● WHAT THIS TASK INVOLVES: Collect each line holding the string "启用约束之间切换".

● INFORMATION PROVIDED:
------

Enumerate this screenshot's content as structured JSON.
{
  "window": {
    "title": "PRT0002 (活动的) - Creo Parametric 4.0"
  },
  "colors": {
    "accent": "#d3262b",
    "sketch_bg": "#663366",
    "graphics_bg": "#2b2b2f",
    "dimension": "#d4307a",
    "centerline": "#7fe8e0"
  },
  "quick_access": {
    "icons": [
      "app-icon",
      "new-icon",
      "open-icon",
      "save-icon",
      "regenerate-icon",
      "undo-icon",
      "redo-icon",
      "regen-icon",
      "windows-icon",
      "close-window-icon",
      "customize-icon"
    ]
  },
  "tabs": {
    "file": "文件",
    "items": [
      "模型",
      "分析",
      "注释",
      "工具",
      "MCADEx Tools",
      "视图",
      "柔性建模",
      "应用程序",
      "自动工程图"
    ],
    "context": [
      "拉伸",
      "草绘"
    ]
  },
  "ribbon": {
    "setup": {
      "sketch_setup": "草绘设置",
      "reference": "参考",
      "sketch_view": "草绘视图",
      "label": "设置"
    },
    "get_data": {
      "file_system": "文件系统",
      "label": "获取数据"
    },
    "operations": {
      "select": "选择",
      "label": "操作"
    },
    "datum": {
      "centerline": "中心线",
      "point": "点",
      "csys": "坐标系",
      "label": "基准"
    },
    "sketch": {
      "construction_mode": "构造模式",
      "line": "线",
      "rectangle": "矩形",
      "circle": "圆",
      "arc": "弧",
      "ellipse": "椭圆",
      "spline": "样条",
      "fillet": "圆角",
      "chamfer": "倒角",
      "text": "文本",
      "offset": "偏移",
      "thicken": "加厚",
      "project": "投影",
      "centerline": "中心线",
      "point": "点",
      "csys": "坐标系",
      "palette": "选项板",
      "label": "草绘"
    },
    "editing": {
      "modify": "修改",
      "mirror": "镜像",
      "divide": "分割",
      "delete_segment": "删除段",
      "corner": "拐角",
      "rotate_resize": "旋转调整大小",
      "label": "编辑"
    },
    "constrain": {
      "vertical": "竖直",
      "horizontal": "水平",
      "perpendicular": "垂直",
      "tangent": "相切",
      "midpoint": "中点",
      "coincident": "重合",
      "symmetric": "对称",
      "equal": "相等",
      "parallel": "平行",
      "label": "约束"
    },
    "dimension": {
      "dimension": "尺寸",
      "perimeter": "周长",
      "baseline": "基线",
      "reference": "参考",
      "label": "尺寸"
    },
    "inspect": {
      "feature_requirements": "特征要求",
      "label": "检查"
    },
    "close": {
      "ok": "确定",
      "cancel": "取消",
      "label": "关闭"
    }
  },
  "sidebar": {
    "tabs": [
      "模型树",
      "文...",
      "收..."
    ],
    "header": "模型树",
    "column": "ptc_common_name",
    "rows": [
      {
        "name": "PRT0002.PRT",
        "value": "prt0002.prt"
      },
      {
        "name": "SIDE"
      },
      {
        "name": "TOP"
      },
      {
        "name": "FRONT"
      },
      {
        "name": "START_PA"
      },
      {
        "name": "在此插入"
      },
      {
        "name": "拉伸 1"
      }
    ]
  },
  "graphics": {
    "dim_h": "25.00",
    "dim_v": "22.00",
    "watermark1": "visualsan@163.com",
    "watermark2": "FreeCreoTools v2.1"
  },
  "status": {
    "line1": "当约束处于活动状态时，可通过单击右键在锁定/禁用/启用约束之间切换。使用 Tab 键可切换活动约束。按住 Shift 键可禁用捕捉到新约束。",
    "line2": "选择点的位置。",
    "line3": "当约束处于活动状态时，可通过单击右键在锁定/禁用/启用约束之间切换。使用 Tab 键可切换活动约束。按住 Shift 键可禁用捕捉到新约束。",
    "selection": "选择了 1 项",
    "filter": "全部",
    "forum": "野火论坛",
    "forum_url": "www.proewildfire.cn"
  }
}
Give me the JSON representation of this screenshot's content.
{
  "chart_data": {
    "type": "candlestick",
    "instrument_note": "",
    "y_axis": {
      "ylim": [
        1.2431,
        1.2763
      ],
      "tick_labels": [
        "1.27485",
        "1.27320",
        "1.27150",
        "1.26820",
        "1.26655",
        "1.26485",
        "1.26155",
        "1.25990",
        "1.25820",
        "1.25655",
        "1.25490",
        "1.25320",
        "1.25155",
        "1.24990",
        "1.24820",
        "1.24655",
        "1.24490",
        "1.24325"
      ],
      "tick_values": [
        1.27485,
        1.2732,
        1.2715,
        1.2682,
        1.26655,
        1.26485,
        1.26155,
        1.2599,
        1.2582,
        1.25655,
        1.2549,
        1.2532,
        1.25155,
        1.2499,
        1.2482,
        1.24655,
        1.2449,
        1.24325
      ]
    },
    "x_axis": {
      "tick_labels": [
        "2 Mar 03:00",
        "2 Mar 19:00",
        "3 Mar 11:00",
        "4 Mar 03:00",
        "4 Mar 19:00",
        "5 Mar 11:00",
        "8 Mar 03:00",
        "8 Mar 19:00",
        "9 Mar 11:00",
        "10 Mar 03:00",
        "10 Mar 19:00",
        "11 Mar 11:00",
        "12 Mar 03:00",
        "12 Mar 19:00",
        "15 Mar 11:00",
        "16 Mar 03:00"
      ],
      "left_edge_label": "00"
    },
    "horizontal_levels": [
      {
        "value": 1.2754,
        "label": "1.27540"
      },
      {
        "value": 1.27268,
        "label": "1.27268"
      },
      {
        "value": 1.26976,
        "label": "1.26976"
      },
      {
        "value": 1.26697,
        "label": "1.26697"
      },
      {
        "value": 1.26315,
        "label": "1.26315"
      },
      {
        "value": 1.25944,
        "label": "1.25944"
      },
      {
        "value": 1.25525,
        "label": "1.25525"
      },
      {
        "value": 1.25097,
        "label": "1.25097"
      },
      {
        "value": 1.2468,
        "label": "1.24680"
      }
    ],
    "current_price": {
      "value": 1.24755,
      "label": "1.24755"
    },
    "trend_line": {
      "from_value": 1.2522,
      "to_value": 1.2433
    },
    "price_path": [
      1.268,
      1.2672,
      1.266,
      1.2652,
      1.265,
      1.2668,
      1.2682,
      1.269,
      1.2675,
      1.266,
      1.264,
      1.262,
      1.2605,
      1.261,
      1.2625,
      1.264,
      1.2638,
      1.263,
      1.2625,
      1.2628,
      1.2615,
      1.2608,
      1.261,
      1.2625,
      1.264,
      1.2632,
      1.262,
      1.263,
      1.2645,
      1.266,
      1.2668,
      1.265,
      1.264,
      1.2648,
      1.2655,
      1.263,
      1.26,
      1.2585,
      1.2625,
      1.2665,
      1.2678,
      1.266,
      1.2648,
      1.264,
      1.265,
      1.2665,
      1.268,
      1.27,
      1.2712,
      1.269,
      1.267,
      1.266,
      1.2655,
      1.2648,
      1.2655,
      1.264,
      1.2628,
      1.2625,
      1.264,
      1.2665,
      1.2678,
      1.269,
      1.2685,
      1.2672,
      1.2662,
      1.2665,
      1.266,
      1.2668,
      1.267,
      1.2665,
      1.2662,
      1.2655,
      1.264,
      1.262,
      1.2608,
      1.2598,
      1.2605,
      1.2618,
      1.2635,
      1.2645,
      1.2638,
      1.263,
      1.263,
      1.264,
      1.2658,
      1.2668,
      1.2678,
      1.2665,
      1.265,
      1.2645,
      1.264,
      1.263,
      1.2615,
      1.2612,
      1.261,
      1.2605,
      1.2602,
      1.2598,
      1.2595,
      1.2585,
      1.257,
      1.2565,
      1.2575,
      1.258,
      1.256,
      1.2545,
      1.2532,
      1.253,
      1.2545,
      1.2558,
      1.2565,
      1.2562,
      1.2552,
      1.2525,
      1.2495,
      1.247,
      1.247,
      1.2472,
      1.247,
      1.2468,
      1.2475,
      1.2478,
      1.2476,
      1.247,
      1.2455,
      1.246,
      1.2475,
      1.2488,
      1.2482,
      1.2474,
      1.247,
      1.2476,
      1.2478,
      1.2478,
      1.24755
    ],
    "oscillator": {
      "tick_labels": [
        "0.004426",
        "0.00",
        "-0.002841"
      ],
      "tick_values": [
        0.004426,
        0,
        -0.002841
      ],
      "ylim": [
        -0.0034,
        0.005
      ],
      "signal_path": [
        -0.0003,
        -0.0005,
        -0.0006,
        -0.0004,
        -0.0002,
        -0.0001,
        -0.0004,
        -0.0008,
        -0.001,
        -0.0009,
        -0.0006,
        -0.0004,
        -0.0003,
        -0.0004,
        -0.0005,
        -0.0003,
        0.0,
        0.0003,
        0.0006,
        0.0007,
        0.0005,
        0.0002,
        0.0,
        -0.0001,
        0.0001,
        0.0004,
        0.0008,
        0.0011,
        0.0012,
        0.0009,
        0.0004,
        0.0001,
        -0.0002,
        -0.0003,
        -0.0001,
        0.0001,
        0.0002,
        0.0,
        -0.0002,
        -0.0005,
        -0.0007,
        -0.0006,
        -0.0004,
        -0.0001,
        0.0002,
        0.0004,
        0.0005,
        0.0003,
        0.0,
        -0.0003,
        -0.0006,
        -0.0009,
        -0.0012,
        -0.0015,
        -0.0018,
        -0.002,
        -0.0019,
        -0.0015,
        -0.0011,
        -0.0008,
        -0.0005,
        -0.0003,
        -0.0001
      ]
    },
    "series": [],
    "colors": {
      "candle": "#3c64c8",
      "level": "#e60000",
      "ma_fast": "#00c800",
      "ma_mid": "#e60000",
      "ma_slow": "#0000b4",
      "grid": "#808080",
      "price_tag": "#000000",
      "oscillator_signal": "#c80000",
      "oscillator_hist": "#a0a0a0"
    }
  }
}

------

● ANSWER BELOW:
    "line1": "当约束处于活动状态时，可通过单击右键在锁定/禁用/启用约束之间切换。使用 Tab 键可切换活动约束。按住 Shift 键可禁用捕捉到新约束。",
    "line3": "当约束处于活动状态时，可通过单击右键在锁定/禁用/启用约束之间切换。使用 Tab 键可切换活动约束。按住 Shift 键可禁用捕捉到新约束。",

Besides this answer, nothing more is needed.